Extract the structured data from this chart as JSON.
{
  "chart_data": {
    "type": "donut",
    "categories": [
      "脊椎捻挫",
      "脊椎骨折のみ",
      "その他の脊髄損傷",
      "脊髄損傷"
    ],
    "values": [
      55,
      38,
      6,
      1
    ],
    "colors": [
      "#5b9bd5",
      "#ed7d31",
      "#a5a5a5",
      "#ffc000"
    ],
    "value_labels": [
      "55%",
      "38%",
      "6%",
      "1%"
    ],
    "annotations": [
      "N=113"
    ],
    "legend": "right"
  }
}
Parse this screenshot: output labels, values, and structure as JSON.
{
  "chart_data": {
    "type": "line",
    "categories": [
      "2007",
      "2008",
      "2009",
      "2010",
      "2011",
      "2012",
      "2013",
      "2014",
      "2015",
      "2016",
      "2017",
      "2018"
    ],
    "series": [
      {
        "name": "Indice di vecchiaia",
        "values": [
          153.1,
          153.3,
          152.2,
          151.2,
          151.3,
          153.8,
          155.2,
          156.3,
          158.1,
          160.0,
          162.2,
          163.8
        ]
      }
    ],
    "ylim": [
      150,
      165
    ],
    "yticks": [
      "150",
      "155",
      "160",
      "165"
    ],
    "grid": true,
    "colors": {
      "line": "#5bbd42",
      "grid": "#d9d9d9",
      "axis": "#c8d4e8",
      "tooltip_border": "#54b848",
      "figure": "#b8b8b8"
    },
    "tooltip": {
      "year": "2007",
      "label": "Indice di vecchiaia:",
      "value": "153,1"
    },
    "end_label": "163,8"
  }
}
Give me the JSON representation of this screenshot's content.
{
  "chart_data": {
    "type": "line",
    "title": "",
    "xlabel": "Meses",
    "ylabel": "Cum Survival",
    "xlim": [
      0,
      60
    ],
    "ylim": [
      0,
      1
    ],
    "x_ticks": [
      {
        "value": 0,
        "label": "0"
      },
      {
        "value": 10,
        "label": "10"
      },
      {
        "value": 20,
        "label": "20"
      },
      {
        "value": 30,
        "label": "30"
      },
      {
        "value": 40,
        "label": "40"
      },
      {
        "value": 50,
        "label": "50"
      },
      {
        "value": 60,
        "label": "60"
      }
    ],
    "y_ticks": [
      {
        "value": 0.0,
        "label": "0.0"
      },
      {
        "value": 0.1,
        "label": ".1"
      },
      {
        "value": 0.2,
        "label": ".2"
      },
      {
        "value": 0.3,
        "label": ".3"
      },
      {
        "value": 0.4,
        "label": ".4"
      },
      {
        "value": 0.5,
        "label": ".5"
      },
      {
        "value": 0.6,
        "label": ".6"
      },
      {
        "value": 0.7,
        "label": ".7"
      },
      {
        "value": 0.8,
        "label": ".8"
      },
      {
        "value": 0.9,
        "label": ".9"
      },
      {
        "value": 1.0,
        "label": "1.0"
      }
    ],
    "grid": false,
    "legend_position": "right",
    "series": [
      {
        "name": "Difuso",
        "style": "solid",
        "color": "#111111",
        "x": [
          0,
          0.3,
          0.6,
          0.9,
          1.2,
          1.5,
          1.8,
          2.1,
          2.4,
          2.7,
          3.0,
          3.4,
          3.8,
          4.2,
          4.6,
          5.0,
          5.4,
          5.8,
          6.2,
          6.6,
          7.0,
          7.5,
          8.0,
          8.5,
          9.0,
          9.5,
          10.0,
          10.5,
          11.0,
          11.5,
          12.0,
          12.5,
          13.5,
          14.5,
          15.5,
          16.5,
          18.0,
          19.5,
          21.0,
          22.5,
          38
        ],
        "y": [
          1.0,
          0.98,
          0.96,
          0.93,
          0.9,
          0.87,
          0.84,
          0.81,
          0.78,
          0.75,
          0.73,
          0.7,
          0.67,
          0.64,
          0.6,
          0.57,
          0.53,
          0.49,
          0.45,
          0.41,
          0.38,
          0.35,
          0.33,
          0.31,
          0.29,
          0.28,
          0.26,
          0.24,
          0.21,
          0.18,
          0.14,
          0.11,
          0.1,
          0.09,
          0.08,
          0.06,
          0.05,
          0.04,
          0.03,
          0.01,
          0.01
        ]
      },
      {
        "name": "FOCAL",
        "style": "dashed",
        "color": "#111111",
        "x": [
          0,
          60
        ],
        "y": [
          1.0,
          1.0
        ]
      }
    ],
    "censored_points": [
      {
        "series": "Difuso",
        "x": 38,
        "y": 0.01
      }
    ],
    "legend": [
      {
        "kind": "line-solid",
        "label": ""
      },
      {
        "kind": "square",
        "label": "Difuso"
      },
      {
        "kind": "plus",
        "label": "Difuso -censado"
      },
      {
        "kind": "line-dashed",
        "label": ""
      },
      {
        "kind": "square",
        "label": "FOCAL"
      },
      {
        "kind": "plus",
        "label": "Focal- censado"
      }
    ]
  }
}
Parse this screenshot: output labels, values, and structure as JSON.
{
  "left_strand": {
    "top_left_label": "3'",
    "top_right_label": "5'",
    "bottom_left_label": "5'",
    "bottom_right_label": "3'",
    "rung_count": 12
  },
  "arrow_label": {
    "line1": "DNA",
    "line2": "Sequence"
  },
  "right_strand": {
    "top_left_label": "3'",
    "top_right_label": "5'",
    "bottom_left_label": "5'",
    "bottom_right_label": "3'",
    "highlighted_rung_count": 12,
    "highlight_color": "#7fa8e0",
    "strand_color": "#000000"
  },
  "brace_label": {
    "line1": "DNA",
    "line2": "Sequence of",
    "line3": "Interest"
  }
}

#### OBJECTIVE
Copy in full each line that holds the word "JSON".

#### RESPONSE TO THE TASK
Extract the structured data from this chart as JSON.
Parse this screenshot: output labels, values, and structure as JSON.
Give me the JSON representation of this screenshot's content.
Parse this screenshot: output labels, values, and structure as JSON.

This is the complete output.